**Stated goal**.
From the entries below, extract every line that includes the word "title".

[Entries from a dataset]
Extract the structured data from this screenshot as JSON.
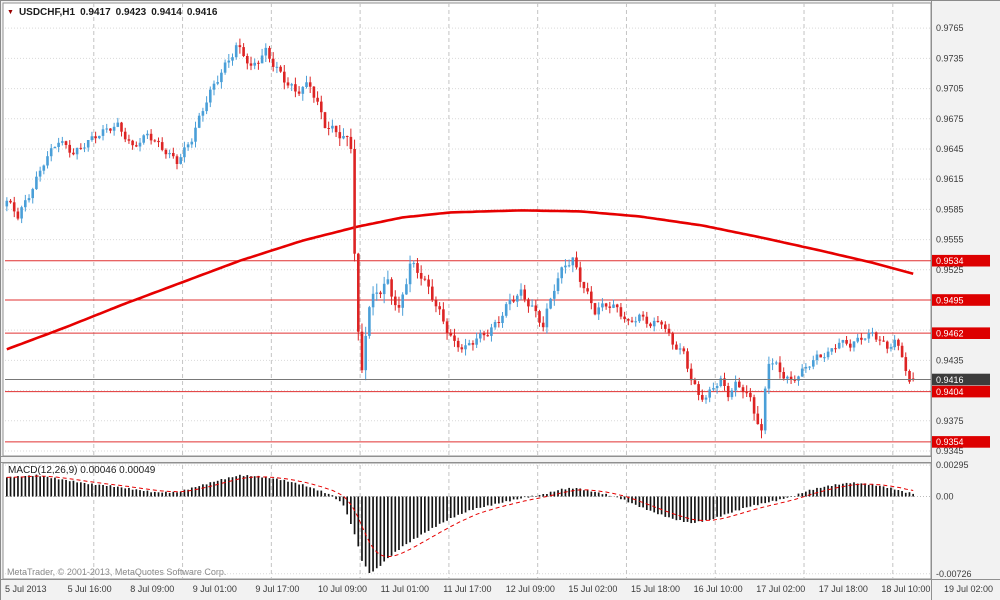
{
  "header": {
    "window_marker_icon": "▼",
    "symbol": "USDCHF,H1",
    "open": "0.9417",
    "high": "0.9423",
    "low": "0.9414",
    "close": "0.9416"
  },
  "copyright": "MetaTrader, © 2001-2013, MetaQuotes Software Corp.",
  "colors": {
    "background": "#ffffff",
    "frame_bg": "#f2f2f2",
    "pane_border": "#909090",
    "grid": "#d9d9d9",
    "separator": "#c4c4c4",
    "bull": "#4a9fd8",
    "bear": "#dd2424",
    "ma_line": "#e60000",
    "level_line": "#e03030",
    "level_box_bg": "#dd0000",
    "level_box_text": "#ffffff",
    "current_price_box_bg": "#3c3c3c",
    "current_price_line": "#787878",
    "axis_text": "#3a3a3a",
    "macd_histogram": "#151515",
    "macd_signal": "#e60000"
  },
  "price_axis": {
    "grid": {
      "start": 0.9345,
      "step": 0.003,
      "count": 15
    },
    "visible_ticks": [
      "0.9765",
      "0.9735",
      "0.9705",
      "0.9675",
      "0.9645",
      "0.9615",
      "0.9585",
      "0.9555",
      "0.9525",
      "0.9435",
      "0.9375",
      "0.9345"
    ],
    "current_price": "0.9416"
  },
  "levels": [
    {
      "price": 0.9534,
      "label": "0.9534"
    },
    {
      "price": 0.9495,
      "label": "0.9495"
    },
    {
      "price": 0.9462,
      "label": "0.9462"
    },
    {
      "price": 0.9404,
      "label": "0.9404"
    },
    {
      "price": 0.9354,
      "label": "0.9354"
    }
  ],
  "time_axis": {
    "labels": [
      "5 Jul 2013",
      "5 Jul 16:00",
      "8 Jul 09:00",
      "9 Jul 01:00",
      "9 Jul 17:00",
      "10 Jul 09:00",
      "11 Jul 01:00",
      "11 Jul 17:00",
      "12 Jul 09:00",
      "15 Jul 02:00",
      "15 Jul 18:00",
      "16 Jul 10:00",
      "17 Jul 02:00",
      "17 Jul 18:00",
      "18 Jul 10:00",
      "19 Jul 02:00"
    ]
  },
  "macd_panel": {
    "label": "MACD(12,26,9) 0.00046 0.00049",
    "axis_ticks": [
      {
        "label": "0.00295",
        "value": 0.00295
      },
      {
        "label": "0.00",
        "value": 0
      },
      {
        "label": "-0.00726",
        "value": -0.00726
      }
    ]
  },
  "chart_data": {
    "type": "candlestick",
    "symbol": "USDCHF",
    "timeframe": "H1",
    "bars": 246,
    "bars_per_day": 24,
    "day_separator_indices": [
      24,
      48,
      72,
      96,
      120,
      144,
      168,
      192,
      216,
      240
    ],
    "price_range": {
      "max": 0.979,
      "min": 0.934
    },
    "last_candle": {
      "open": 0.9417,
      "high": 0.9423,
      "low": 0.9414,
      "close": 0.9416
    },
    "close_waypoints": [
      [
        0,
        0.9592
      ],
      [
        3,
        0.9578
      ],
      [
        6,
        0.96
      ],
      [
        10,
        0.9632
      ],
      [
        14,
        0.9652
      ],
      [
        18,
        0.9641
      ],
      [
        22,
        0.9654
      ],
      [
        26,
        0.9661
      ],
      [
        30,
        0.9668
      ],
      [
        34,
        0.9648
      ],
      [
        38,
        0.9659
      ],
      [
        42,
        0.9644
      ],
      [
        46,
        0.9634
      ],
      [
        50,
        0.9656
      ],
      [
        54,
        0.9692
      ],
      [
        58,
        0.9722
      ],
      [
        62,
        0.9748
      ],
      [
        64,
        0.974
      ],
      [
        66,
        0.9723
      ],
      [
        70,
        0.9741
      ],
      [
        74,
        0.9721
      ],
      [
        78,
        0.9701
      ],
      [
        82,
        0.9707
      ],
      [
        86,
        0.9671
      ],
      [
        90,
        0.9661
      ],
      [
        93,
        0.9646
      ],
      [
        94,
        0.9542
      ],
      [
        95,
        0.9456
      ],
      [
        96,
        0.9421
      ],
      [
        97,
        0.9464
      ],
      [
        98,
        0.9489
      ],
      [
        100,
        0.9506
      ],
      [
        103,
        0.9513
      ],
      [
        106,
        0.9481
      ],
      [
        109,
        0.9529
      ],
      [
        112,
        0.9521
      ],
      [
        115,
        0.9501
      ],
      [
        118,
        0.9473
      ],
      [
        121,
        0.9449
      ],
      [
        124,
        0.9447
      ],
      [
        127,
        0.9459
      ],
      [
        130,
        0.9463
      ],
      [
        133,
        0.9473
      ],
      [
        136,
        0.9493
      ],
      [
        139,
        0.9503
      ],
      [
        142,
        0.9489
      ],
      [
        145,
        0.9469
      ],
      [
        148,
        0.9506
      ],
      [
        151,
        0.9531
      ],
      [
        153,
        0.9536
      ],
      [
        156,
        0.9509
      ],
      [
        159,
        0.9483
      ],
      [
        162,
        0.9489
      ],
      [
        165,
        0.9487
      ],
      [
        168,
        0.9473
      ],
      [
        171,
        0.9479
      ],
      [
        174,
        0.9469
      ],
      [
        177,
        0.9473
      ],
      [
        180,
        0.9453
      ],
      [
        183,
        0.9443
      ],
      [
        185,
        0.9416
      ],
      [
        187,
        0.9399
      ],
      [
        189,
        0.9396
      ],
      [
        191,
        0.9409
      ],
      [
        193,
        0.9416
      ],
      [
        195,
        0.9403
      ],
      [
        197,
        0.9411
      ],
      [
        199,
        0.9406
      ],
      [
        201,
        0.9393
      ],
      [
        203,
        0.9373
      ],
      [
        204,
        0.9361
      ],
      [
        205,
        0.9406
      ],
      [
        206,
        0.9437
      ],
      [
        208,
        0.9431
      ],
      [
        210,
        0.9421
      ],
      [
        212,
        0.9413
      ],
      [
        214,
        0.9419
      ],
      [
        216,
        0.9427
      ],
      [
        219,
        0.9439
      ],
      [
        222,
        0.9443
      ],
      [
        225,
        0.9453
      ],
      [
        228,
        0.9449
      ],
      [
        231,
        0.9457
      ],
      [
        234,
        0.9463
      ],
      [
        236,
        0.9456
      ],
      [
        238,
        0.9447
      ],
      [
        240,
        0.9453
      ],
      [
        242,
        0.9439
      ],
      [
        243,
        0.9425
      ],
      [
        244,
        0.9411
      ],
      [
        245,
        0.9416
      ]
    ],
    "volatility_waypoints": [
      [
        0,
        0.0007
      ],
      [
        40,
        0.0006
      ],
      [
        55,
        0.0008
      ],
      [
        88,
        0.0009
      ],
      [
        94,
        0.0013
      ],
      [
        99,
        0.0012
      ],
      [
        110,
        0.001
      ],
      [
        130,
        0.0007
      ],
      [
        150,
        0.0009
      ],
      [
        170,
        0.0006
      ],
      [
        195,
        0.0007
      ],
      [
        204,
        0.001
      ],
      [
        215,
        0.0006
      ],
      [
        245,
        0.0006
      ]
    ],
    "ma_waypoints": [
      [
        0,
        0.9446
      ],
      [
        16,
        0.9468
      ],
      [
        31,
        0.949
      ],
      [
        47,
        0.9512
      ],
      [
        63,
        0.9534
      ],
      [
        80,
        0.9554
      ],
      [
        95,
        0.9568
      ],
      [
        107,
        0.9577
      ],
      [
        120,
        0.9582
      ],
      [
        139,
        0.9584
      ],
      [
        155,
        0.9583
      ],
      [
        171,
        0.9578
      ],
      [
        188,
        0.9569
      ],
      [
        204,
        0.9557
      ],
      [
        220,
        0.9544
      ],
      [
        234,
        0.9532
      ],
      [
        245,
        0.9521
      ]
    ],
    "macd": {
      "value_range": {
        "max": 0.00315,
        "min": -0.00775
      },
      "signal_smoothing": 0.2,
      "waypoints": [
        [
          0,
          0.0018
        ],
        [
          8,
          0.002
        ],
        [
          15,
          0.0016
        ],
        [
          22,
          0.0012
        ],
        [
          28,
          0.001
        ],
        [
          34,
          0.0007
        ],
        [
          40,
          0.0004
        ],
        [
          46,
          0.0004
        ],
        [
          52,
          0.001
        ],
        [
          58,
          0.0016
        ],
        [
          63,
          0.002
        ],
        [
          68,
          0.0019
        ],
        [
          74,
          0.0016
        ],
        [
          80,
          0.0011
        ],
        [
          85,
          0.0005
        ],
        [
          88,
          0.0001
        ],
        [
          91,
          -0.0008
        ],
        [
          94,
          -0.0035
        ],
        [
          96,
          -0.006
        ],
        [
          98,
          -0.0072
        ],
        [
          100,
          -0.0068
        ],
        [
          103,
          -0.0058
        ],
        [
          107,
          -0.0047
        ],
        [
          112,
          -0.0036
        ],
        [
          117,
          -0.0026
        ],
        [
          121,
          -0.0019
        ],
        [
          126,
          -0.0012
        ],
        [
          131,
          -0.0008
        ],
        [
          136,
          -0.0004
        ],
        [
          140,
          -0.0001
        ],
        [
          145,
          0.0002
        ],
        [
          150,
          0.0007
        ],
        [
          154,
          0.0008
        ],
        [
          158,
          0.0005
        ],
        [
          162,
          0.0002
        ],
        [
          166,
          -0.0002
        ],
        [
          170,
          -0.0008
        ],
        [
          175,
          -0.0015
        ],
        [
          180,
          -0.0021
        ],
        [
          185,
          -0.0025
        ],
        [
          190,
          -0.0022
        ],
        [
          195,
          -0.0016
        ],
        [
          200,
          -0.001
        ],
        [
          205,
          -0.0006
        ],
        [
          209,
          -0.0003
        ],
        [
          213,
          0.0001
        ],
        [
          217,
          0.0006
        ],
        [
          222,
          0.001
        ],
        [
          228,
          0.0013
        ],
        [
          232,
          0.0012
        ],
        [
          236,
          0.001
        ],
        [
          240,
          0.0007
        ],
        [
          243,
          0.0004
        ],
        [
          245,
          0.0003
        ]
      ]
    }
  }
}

* * *

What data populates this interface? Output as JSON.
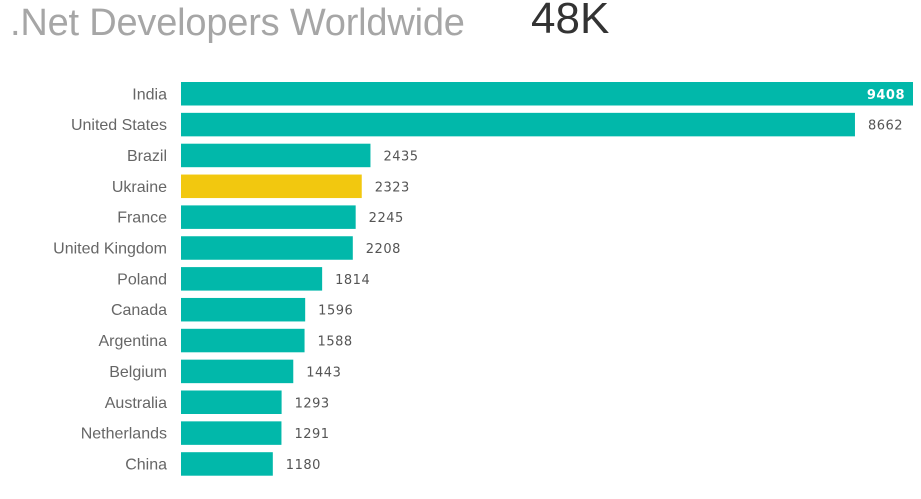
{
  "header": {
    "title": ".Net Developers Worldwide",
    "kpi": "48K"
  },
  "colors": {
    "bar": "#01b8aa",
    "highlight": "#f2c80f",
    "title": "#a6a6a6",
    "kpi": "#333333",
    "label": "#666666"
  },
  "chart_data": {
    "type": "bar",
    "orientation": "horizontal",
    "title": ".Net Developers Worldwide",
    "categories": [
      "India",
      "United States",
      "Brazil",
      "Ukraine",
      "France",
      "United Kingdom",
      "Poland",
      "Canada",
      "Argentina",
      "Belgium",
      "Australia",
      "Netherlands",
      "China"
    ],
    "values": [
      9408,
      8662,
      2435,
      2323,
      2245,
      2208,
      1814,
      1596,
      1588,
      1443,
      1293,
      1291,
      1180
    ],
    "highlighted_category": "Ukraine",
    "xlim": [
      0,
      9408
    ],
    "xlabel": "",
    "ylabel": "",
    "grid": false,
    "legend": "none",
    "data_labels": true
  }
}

==

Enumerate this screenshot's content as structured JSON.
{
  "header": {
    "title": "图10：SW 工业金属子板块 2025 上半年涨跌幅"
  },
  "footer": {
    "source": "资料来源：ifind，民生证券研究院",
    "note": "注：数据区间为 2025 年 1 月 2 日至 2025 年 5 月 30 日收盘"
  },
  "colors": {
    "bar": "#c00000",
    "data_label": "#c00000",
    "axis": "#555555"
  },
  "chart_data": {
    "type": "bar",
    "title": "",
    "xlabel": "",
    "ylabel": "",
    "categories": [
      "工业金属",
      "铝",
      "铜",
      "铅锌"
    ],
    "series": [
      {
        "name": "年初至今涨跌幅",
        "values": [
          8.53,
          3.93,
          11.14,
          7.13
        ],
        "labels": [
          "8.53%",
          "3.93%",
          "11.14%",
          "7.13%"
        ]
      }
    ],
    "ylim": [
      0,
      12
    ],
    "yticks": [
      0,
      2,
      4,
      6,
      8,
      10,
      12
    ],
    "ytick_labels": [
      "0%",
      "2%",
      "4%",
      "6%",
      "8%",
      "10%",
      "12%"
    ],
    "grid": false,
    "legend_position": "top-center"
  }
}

**Worked solution**.
    "title": ".Net Developers Worldwide",
    "title": "#a6a6a6",
    "title": ".Net Developers Worldwide",
    "title": "图10：SW 工业金属子板块 2025 上半年涨跌幅"
    "title": "",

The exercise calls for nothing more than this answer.